## START Source records

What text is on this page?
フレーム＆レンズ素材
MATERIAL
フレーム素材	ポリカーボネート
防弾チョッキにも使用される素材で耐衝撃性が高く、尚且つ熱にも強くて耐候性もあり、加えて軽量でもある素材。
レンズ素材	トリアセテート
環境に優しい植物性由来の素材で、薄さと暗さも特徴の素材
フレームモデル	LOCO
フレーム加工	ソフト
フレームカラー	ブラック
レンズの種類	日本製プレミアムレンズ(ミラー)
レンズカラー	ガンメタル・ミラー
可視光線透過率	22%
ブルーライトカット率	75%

## END Source records

Set down the entries verbatim, leaving none out.

What text is on this page?
フレーム＆レンズ素材
MATERIAL
フレーム素材	ポリカーボネート
防弾チョッキにも使用される素材で耐衝撃性が高く、尚且つ熱にも強くて耐候性もあり、加えて軽量でもある素材。
レンズ素材	トリアセテート
環境に優しい植物性由来の素材で、薄さと暗さも特徴の素材
フレームモデル	LOCO
フレーム加工	ソフト
フレームカラー	ブラック
レンズの種類	日本製プレミアムレンズ(ミラー)
レンズカラー	ガンメタル・ミラー
可視光線透過率	22%
ブルーライトカット率	75%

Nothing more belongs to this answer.